● TRAVAIL DEMANDÉ:
1. Dans le texte sur les suppressions d'emplois à l'hôpital, relevez les trois décisions que le paragraphe commençant par « La loi Bachelot » présente comme nuisibles à l'hôpital.
2. Poursuivez le texte sur les suppressions d'emplois à l'hôpital en reprenant après sa dernière phrase.

● TEXTE À ANALYSER:
==============================
Non aux suppressions d’emplois à l’Hôpital

Publié le par Section du Parti Communiste d'Epernay

Lors de la séance du dernier Conseil d’administration de l’hôpital, un « déficit » de 1,4 millions d’euros a été annoncé, avec de nouveaux coups durs pour les conditions d’exercice du service public de santé.

Depuis plusieurs années, notre hôpital connaît des difficultés budgétaires très lourdes. Le « déficit » est artificiel, c’est en réalité un manque de moyens financiers. Les robinets du financement sont coupés. L’asphyxie résulte de la politique menée par la droite au plan national. Et les mesures prises ne cessent d’aggraver la situation.

La loi Bachelot votée cet été, ainsi que la loi de financement de la sécurité sociale, vont porter des coups sérieux pour l’avenir de notre hôpital. Le regroupement avec la clinique privée approuvé par Franck Leroy, aggrave la situation car il organise de nouveaux reculs concernant l’offre de soins, pour toutes les générations d’usagers, notamment les personnes âgées.


La direction tient des grands discours et incite les personnels à « travailler à des performances médico économiques ». Les méthodes de mise en concurrence entre salariés sont appliquées, comme si la santé était une marchandise. Et les salarié-e-s trinquent. La direction vient d’annoncer la suppression d’une partie des congés payés pour le personnel.
==============================
● DONNÉES FOURNIES:
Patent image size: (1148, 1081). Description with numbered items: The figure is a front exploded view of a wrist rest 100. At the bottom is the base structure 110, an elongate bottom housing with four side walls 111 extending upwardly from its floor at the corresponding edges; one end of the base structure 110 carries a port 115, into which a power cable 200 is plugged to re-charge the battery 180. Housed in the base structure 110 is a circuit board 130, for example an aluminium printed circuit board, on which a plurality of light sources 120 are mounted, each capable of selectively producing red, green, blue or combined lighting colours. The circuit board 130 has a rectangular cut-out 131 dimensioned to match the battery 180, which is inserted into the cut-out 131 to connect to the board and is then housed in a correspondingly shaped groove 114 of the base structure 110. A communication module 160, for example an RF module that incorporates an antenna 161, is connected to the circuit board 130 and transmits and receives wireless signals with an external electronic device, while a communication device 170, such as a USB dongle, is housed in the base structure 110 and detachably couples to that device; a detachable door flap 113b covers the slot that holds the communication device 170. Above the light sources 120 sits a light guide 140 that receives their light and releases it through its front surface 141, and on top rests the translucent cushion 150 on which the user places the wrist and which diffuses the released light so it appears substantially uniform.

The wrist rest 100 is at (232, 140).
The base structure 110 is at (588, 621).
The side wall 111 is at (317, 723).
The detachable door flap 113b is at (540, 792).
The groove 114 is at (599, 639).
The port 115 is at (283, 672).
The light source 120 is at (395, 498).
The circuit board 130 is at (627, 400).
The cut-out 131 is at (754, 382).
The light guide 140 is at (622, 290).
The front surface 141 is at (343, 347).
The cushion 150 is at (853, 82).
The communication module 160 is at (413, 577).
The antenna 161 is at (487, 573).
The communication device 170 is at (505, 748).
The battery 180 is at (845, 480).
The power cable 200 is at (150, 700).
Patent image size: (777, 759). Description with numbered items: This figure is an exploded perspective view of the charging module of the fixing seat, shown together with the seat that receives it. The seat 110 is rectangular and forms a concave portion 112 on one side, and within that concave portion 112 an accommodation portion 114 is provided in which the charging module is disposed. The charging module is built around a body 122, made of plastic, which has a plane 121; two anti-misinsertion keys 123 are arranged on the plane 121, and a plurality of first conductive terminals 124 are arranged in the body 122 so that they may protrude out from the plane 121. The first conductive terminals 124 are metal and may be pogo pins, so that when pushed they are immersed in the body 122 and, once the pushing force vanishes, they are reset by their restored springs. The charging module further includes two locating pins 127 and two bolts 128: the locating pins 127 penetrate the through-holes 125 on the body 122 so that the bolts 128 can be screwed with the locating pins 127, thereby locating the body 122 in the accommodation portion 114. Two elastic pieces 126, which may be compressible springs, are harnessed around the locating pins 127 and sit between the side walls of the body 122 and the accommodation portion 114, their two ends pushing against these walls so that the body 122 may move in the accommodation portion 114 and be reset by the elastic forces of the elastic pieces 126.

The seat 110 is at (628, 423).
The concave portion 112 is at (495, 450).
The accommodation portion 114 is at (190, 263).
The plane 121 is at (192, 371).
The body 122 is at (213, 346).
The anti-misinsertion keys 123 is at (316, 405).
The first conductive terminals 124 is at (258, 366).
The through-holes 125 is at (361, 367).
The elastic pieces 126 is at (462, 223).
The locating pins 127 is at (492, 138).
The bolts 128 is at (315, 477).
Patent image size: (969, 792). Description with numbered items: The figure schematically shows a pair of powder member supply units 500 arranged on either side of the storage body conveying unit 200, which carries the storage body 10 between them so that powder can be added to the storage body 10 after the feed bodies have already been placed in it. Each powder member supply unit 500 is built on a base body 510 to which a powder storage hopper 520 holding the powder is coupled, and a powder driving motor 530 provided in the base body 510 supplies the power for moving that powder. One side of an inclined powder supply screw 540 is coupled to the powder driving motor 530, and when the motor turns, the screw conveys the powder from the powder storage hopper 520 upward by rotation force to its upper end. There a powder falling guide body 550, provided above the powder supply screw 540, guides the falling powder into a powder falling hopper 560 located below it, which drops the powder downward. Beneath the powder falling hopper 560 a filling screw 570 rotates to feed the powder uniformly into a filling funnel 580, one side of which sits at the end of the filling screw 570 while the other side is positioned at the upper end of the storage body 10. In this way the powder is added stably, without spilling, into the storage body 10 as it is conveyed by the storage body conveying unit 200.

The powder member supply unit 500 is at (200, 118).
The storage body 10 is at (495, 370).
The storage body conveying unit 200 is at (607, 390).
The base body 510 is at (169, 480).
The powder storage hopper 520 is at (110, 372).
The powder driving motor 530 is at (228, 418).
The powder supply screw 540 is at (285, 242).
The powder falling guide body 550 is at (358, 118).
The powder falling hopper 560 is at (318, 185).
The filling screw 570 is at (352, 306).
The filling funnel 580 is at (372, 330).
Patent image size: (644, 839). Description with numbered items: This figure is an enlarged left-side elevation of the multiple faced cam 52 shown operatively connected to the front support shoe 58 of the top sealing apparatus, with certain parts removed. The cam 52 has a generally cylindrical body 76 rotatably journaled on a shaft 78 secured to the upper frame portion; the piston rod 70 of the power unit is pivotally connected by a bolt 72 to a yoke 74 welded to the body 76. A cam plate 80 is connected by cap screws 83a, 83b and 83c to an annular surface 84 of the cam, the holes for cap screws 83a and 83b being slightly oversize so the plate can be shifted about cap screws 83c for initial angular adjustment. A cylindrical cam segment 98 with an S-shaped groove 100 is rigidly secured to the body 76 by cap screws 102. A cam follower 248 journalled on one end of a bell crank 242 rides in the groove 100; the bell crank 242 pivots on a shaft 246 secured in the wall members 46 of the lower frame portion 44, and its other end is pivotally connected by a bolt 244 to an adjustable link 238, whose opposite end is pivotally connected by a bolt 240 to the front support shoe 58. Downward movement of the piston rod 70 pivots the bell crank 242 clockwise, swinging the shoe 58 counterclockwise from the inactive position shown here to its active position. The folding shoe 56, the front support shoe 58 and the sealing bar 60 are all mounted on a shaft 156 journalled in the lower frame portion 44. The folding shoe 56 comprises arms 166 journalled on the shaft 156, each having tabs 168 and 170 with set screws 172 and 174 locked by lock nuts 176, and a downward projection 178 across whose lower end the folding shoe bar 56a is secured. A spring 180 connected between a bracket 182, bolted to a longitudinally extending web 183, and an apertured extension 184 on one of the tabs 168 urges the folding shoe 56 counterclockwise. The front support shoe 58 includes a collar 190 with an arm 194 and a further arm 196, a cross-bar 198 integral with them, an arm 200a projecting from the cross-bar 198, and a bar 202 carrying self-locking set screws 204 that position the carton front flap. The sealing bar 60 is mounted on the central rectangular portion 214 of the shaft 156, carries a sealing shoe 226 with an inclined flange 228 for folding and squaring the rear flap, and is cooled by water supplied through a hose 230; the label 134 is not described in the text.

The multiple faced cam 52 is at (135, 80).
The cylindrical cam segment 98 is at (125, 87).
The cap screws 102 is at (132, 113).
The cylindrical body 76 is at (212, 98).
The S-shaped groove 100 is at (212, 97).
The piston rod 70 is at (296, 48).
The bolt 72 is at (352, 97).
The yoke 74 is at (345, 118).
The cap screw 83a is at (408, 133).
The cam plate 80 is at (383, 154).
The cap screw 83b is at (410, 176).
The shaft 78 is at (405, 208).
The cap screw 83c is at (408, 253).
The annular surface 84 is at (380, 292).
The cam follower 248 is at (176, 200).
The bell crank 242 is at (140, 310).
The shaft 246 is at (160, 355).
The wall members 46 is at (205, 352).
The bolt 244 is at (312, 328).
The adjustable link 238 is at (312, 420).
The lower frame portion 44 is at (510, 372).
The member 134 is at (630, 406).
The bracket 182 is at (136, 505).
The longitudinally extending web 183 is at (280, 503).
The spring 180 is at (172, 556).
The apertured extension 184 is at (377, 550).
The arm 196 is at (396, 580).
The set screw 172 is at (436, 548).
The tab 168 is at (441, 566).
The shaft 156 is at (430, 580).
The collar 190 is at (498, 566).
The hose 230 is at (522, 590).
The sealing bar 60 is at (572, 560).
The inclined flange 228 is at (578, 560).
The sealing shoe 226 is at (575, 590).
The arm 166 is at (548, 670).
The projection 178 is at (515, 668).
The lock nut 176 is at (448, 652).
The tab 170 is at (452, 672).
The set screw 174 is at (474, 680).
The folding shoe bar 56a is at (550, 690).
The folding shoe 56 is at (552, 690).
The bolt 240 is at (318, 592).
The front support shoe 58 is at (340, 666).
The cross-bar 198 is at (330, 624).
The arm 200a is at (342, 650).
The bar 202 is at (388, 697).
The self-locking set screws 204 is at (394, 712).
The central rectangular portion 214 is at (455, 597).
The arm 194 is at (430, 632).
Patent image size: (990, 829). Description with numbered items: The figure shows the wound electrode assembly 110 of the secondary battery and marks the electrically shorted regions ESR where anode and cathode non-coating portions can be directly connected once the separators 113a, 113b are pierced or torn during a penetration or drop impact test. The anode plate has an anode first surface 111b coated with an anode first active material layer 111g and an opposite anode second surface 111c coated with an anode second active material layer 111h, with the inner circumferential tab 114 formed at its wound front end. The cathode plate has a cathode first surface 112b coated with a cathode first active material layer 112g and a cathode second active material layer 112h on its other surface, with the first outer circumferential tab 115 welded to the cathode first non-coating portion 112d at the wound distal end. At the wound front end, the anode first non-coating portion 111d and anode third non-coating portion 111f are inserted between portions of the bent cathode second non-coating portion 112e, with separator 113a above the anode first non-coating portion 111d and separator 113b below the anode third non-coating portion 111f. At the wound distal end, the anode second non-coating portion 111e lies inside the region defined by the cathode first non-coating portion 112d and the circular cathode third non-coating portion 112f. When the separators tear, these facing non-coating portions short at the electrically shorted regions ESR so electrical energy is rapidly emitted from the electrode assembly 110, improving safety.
==============================
● RÉPONSES RÉDIGÉES:
1.
- La loi Bachelot votée cet été
- La loi de financement de la sécurité sociale
- Le regroupement avec la clinique privée approuvé par Franck Leroy

2.
Karine Jarry, Conseillère régionale communiste, a combattu ces orientations. Elle s’est opposée à l’instauration d’une prime au mérite qui va diviser, alors que la force des agents de toutes catégories, c’est leur engagement commun au service des usagers de l’hôpital. Ce système de management inacceptable a d’ailleurs été rejeté par le Conseil d’administration.

Ensemble, personnel hospitalier, élu-e-s locaux et citoyen-nes, nous pouvons intervenir afin que notre hôpital puisse se développer dans le cadre de sa mission fondamentale : l’égalité d’accès pour toutes et tous au service public de santé.

En ce sens, le collectif pour la défense de notre hôpital public a remis une pétition de plus de 1000 signatures au Sous-préfet d’Epernay.